Many fans had dream-cast actors like Dylan O’Brien, Chase Stokes, and Logan Lerman for the role. But over lunch at Superba Food + Bread on Hollywood’s Sunset Boulevard, the naturally rugged charms that make Sklenar the perfect Atlas begin to crystallize. His hair is long, in a sandy brown color that could be referred to as “Gosling”; sideburns overgrown like a Jane Austen hero. If you didn’t know he’d already played a cowboy-type on television, you could probably guess by his garb: a button-down with a deep V and a geometric jacquard pattern, with a phone case made of burnished leather. He’s in town briefly before returning to his dog and house about 100 miles northwest in Santa Barbara. It’s his respite away from the chaotic clout-chasing and careerism of Los Angeles. In case it’s not obvious, he’s not from here.

Thirteen years ago, when Sklenar was 19, he put everything he owned in garbage bags and drove with his then-girlfriend from their New Jersey hometown to begin a new life in California. With neither money nor a job, he bounced from a cheap apartment in Hollywood to sleeping on an acquaintance’s floor to living in his car. (“It was a Jeep Grand Wagoneer, which has the most visibility out of any production car in America to date, just all glass windows, probably the worst car you could live in.”) He got an agent when he asked a stranger at Mel’s Drive-In for a cigarette and the man told him he had a “great look.”

▶ [Extracted material]
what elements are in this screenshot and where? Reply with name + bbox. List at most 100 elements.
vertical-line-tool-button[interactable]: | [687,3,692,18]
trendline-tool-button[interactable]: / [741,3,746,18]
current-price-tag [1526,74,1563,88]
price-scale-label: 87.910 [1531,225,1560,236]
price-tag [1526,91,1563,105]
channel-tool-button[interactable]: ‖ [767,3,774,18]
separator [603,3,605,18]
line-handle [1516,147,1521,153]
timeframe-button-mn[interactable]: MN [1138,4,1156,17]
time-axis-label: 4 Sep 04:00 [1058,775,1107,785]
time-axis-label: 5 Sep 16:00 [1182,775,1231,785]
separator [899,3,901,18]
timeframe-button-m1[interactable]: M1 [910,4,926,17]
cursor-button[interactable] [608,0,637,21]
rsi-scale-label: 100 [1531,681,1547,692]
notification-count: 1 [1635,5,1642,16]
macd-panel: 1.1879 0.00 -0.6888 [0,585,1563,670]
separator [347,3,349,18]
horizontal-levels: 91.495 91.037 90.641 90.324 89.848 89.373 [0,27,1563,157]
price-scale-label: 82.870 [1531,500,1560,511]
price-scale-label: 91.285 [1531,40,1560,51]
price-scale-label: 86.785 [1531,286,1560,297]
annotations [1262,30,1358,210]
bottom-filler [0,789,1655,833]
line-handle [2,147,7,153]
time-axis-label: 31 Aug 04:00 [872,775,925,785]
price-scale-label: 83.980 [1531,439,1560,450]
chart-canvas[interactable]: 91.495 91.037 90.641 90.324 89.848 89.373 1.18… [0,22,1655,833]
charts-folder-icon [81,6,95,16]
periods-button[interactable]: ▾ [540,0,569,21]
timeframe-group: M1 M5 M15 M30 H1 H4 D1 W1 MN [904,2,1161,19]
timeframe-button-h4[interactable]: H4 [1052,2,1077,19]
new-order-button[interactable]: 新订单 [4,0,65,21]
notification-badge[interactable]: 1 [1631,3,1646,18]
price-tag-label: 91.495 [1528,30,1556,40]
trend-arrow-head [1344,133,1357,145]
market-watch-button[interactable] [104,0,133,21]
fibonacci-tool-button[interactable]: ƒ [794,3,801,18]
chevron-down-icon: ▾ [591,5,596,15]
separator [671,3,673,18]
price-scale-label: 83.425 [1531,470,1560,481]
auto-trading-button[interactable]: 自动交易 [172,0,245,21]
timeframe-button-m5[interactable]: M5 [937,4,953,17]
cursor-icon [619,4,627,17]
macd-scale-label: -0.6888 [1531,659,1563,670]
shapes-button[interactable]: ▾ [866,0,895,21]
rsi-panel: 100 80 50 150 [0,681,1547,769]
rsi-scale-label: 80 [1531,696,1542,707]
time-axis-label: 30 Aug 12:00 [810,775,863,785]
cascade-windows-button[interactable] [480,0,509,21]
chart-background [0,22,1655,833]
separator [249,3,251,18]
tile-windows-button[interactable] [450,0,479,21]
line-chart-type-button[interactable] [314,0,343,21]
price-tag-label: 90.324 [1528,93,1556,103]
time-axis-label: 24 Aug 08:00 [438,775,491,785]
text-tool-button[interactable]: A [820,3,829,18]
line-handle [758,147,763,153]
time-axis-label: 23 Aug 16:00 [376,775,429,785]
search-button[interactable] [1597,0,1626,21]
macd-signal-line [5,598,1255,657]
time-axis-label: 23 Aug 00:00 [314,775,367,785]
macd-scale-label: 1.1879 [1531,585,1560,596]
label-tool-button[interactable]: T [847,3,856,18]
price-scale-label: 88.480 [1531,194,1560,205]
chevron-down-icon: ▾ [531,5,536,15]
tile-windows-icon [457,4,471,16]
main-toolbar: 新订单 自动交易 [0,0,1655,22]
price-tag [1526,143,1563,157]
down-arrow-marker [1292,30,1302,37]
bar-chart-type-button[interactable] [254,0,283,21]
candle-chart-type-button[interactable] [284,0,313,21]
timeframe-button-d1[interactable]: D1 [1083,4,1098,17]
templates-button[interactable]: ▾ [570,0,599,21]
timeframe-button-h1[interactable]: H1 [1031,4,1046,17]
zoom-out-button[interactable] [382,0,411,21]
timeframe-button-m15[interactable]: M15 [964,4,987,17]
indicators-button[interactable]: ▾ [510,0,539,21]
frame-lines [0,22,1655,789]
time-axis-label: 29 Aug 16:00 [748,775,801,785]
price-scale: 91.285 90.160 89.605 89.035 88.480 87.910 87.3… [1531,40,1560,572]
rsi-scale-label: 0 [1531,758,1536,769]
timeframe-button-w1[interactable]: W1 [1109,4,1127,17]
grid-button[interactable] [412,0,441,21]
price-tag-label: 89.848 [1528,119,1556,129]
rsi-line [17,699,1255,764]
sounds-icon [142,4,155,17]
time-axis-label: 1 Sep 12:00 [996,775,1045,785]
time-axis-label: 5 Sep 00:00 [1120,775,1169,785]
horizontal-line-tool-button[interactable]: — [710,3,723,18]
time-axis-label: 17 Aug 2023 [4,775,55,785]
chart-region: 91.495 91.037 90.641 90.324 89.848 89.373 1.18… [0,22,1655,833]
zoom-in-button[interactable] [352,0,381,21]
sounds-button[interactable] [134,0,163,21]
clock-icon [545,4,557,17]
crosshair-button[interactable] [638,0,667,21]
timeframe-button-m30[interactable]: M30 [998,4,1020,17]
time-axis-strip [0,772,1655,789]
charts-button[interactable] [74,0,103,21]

▶ [What you will do]
[a] In the passage about Sklenar, how old was he when he drove from New Jersey to California?
[b] Write out the stretch of the passage about Sklenar from "Many fans had" through "not from here.", word for word.

▶ [List of solutions]
[a] He was 19.

[b]
Many fans had dream-cast actors like Dylan O’Brien, Chase Stokes, and Logan Lerman for the role. But over lunch at Superba Food + Bread on Hollywood’s Sunset Boulevard, the naturally rugged charms that make Sklenar the perfect Atlas begin to crystallize. His hair is long, in a sandy brown color that could be referred to as “Gosling”; sideburns overgrown like a Jane Austen hero. If you didn’t know he’d already played a cowboy-type on television, you could probably guess by his garb: a button-down with a deep V and a geometric jacquard pattern, with a phone case made of burnished leather. He’s in town briefly before returning to his dog and house about 100 miles northwest in Santa Barbara. It’s his respite away from the chaotic clout-chasing and careerism of Los Angeles. In case it’s not obvious, he’s not from here.